> _Actions to take_:
(1) Duplicate the portion of the mountain mining town passage between "So, now we're" and "than it is.", inclusive.
(2) According to the mountain mining town passage, why does the town seem more remote than it really is? Answer in one to three sentences.
(3) Resume the mountain mining town passage after its final sentence.

# START OF Supplied text

So, now we're talking a breather in the thunderstorm here, checking email, making a few calls, mailing a few things, and drinking warm beverages. The narrow-gauge train we heard so often in Durango comes all the way over the 10,000 foot passes, about 50 miles to this mountain-ringed old mining town. The downtown street is wide enough for diagonal parking on both sides and wide wagons passing each other in each lane (which I'm sure it once accommodated). The post office is a small blue house with red trim and a wooden sign announcing its establishment in 1875. I am surprised to find that there are all the same sorts of chai and tea as there are anywhere else. The snow-speckled mountains around us, the black smoke of the train, and the old buildings make this place seem more remote than it is.

# END OF Supplied text
# START OF Records provided

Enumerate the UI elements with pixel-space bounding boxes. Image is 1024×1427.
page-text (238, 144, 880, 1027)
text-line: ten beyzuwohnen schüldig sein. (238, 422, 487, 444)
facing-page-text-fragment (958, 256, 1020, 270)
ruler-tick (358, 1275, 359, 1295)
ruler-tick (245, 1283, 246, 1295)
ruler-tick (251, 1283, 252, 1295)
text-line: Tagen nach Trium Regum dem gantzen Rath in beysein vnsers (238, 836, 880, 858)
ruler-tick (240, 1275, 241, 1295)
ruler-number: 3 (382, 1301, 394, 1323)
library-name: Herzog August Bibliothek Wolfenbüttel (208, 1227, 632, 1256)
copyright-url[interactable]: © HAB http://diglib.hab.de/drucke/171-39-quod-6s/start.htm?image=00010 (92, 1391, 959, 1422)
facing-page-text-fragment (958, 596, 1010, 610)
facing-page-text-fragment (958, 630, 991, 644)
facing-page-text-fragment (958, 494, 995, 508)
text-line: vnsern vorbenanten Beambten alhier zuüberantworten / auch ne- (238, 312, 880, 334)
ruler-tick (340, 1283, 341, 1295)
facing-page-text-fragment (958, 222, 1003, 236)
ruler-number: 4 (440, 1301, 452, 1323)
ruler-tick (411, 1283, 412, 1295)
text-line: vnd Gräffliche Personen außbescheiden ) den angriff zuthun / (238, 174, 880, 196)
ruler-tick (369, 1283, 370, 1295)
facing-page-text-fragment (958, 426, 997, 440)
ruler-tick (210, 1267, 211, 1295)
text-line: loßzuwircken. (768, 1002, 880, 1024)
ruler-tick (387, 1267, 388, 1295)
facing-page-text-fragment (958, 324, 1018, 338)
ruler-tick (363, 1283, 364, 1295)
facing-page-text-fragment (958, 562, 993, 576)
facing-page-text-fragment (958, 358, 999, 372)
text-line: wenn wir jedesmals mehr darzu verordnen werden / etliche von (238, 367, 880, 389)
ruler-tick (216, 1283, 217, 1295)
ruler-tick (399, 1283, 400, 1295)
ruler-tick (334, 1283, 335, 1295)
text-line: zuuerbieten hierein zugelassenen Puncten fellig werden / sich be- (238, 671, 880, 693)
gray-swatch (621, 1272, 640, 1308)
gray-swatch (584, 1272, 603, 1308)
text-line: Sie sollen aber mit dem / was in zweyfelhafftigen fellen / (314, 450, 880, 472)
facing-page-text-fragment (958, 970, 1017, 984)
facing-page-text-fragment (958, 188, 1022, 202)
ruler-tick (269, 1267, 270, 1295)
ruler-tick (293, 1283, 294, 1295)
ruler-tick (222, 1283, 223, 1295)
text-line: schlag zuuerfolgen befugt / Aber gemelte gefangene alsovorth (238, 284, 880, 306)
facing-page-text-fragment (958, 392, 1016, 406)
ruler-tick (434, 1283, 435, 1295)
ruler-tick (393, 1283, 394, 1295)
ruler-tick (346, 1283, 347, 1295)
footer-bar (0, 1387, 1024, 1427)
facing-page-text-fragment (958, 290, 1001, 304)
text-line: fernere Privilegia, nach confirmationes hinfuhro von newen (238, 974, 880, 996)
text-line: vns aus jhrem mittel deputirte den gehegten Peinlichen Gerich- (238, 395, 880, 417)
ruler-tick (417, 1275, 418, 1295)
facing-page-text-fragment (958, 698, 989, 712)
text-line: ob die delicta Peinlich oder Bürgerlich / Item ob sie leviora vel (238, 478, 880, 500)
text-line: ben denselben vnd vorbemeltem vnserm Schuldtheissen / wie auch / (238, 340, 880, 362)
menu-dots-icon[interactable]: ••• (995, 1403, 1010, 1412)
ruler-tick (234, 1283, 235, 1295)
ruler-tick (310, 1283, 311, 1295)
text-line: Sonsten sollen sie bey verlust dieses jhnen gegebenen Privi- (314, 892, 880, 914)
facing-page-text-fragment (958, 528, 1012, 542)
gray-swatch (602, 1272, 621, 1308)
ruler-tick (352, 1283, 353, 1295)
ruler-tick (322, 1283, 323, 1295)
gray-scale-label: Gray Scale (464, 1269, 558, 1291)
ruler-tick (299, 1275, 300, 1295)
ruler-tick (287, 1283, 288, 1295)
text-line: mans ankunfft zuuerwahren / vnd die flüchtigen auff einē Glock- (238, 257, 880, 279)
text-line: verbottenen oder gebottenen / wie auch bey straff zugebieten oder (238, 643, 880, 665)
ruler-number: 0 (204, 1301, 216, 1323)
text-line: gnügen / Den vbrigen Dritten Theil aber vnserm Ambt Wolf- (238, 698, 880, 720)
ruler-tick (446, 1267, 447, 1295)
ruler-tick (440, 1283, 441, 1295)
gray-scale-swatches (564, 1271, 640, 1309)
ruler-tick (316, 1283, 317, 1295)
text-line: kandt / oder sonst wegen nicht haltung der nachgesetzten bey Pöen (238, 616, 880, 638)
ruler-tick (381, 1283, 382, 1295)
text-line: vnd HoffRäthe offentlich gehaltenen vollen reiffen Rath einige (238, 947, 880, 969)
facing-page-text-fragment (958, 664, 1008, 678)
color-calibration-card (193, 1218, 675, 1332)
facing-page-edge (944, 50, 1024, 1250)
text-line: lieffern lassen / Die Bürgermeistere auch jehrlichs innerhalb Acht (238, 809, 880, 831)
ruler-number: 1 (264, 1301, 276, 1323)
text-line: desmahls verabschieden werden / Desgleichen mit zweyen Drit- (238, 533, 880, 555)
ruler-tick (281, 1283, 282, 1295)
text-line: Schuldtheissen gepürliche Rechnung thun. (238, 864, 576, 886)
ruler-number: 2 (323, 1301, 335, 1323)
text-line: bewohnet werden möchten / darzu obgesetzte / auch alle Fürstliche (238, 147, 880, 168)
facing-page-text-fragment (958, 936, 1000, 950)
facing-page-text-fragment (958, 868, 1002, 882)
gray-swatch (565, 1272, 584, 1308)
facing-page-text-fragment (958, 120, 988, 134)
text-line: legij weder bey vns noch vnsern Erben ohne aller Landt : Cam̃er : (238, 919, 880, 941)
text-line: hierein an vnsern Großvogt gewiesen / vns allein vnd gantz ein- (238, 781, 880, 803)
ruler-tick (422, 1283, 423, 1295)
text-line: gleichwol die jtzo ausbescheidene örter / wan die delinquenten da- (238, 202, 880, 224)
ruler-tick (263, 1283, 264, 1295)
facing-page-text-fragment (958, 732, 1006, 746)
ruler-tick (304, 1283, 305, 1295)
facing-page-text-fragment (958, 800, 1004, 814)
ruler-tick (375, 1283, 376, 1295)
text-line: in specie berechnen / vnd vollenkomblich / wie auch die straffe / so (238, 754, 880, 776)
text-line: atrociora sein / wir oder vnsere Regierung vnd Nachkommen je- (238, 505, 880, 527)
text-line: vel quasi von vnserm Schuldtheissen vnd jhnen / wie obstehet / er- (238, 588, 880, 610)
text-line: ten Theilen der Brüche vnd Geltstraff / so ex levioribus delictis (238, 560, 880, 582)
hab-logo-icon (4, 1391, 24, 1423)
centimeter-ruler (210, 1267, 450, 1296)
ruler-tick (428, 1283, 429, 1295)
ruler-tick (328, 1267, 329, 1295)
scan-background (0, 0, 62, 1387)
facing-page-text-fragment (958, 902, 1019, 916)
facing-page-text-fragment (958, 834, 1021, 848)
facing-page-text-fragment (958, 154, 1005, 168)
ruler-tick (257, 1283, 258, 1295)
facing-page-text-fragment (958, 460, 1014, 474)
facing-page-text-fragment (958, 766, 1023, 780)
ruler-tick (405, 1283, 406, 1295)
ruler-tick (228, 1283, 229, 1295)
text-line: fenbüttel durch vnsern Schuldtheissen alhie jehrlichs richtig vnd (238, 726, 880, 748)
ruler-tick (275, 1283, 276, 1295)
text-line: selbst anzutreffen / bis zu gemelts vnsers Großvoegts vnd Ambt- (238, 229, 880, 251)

# END OF Records provided

> _Task-by-task answers_:
(1)
So, now we're talking a breather in the thunderstorm here, checking email, making a few calls, mailing a few things, and drinking warm beverages. The narrow-gauge train we heard so often in Durango comes all the way over the 10,000 foot passes, about 50 miles to this mountain-ringed old mining town. The downtown street is wide enough for diagonal parking on both sides and wide wagons passing each other in each lane (which I'm sure it once accommodated). The post office is a small blue house with red trim and a wooden sign announcing its establishment in 1875. I am surprised to find that there are all the same sorts of chai and tea as there are anywhere else. The snow-speckled mountains around us, the black smoke of the train, and the old buildings make this place seem more remote than it is.

(2) The town seems more remote than it is because of the snow-speckled mountains surrounding it, the black smoke of the train, and the old buildings.

(3)
I have been retooling my sense of "remote" as we pass through towns like this one, and those that are so unbearably hot that a truck drive through them seems like punishment (though I think most truckers have air conditioning, which we do not). If there's a road, it's just not very remote. No matter how high and windy and bumpy the road, supplies can get there. And people move there. I feel ever more fortunate that the places I have lived are not unbearably hot or incredibly remote (although the latter has its plus sides, certainly), nor ugly sprawl. Perhaps it's just that I am used to my sense of home in California. But the constant increase in California's coastal population indicates otherwise. There are places we've passed through where I could see myself living, particularly Flagstaff and Durango, where there seem to be some ex-Californians who got sick of the traffic and the lack of distinct seasons.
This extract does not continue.